Estratto della pagina:
Ci vuole tanta passione e molta fiducia per credere in un ‘Europa più unita e solidale. Il mondo è molto cambiato dalla fine del Novecento quando nacque il Mercato unico (1992) e fu introdotto l’euro (2001). Le crisi finanziarie, la rivoluzione digitale, il successo della Cina e la crescita dell’India, che rappresentano oggi il 20% del Pil mondiale (era il 5% nel 1992), hanno messo in evidenza i limiti di un’Unione che non è una federazione e di una struttura che risente dei vecchi nazionalismi sia nella concezione che nella prassi quotidiana. Il segno dei tempi è disarmante: dopo la Brexit, in tutti i paesi fondatori crescono o governano le forze politiche sovraniste.
Eppure non ci si può fermare. L’Europa è sempre andata avanti nonostante tutto perché l’idea ha preso le gambe di movimenti, partiti, leader. Persone che afferrano il testimone e continuano a correre. Ce ne sono tanti per fortuna da Lisbona a Riga, da Dublino ad Atene, da Palermo a Bucarest, a Varsavia.

Voci:
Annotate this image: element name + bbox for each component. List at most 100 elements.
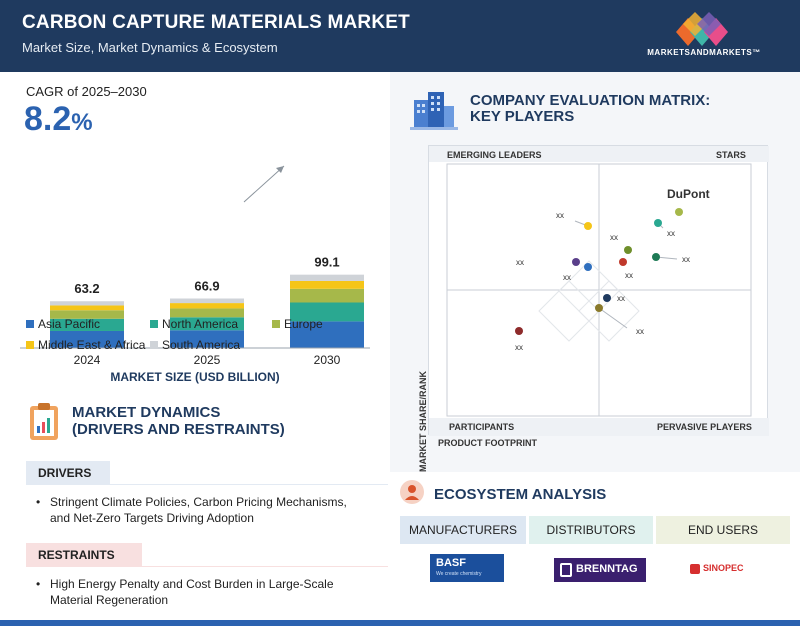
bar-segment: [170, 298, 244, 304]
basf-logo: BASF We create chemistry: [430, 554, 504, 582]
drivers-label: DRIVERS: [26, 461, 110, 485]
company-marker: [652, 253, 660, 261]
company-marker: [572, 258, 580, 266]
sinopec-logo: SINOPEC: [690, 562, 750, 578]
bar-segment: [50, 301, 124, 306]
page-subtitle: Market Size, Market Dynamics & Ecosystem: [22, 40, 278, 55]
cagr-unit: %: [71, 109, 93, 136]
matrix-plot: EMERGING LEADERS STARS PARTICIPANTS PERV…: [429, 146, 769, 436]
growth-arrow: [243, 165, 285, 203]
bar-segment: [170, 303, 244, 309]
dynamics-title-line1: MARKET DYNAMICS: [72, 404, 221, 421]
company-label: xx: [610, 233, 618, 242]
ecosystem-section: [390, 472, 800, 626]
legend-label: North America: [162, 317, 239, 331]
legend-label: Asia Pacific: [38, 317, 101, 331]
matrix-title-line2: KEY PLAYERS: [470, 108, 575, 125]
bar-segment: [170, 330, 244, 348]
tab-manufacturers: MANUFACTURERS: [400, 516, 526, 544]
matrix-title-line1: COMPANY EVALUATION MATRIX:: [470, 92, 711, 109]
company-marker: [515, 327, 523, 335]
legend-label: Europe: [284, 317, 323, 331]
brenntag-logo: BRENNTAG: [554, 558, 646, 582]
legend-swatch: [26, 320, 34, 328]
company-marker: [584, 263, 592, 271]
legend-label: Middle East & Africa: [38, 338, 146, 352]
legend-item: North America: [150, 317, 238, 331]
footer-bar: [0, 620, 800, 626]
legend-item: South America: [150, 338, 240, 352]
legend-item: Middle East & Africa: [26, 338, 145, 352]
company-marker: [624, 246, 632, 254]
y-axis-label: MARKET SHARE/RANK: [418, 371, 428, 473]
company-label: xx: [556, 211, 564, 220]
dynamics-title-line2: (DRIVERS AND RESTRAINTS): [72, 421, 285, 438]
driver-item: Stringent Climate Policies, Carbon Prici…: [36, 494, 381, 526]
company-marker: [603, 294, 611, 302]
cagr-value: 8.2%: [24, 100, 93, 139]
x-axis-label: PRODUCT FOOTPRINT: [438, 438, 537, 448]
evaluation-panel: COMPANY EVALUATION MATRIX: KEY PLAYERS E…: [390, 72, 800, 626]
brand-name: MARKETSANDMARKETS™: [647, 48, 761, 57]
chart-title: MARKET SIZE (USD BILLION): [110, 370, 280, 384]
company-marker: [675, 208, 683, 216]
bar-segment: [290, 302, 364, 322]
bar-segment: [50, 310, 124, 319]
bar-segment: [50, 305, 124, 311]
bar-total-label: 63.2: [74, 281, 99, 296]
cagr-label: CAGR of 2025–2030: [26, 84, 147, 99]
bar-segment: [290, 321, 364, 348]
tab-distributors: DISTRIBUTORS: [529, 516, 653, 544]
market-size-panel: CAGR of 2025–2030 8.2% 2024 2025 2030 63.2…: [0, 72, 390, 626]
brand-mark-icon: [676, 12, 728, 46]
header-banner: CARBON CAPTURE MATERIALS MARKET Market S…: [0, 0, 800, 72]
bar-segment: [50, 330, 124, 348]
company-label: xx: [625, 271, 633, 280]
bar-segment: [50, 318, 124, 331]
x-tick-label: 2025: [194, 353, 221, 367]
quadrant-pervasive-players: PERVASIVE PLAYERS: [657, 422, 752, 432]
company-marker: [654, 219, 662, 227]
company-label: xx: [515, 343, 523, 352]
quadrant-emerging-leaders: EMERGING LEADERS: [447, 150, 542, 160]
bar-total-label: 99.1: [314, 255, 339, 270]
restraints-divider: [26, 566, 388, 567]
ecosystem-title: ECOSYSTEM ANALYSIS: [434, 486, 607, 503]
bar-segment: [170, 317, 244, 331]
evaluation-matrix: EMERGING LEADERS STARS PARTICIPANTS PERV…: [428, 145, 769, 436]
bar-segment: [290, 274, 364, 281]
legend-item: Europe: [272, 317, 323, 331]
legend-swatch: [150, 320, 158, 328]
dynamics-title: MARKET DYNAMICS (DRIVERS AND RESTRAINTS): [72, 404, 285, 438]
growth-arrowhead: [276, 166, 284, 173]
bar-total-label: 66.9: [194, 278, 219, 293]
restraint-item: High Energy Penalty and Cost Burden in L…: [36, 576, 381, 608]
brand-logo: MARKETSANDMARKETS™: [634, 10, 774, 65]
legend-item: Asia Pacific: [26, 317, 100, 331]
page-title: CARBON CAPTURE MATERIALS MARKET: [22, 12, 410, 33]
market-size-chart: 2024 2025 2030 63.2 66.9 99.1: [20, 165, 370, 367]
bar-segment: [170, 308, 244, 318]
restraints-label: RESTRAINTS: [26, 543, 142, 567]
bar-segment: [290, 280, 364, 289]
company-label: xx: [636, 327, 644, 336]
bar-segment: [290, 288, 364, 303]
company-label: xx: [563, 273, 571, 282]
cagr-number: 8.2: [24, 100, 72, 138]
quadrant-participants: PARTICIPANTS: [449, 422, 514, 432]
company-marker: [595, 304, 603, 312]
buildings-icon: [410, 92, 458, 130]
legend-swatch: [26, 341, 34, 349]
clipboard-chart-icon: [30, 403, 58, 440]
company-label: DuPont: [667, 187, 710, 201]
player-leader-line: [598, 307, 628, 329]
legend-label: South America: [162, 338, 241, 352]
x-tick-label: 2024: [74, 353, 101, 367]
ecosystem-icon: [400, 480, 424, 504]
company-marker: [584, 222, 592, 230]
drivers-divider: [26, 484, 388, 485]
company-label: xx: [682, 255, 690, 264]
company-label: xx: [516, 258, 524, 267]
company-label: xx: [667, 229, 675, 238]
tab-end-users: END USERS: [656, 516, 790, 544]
* * *
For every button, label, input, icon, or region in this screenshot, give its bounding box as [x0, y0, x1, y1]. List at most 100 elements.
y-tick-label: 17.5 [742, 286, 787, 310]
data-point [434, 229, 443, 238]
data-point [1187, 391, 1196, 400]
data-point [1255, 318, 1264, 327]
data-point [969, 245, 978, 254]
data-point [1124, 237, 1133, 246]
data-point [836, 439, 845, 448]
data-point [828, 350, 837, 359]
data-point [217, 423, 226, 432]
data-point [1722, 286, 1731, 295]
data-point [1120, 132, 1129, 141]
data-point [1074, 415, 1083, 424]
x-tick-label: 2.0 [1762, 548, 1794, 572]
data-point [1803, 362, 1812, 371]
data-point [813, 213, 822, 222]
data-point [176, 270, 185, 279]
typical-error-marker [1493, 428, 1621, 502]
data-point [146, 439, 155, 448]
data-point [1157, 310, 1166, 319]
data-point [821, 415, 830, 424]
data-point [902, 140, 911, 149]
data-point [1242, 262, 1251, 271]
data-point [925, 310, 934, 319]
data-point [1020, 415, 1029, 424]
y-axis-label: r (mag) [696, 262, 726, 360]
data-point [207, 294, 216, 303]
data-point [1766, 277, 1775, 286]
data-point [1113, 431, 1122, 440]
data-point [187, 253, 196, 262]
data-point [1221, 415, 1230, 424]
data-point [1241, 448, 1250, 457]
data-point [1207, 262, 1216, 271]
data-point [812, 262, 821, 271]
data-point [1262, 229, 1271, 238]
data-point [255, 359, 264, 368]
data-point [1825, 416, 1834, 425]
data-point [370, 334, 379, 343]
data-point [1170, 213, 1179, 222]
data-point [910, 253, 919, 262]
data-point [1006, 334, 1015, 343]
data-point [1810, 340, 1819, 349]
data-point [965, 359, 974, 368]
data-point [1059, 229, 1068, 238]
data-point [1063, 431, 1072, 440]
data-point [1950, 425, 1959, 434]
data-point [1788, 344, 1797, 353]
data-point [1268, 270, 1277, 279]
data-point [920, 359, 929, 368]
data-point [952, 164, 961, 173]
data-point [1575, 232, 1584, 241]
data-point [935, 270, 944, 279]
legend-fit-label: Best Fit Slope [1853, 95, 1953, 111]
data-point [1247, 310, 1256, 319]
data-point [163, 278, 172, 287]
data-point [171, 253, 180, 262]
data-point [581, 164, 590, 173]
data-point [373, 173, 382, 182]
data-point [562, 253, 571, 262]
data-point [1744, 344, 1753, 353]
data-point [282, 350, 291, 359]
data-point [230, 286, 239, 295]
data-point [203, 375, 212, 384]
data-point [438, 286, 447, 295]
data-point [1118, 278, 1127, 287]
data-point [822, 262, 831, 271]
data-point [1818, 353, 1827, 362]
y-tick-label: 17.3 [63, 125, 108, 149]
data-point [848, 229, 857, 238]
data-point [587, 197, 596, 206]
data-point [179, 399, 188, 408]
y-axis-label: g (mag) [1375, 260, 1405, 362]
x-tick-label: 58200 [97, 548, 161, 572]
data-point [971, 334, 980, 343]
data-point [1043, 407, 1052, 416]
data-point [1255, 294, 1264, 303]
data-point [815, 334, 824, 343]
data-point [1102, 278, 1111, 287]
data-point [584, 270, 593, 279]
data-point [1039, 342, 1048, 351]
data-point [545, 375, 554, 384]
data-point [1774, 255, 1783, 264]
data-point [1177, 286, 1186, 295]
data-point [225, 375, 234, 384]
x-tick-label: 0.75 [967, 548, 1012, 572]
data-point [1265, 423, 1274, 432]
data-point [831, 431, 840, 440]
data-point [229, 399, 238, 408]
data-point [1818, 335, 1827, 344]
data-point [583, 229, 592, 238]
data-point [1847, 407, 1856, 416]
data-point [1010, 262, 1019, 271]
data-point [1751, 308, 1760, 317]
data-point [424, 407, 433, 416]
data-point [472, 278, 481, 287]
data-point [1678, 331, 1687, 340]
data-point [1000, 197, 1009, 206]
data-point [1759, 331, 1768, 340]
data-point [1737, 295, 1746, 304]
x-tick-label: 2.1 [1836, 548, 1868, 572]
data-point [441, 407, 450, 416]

Consegna 1:
Elenca tutte le città nominate nel testo sull'Europa unita.
Consegna 2:
Secondo il testo sull'Europa unita, in quale anno nacque il Mercato unico?
Consegna 3:
Prosegui il testo sull'Europa unita dopo la sua ultima frase.

Risposta 1:
Lisbona, Riga, Dublino, Atene, Palermo, Bucarest, Varsavia.

Risposta 2:
Nel 1992.

Risposta 3:
In Italia per esempio due di loro hanno impugnato la fiaccola dell’integrazione e hanno percorso il continente in lungo e in largo per mettere a fuoco i problemi e trovare le soluzioni per ricostruire il modello di democrazia, di equilibrio sociale e di crescita economica da mostrare al mondo. Due ex premier: Mario Draghi ha presentato pochi giorni fa il rapporto sulla competitività; Enrico Letta ha viaggiato in 65 città dei 27 paesi per partecipare a più di 400 incontri. Il Consiglio Ue e la Commissione lo hanno incaricato preparare un rapporto per contribuire alla riflessione sul futuro dell’Unione europea (UE), e alla preparazione della nuova Agenda Strategica del Consiglio europeo per gli anni 2024-29. Alcune delle sue proposte sono comparse nel discorso programmatico tenuto da Ursula Von der Leyen per il suo secondo mandato di presidente della Commissione nel luglio scorso.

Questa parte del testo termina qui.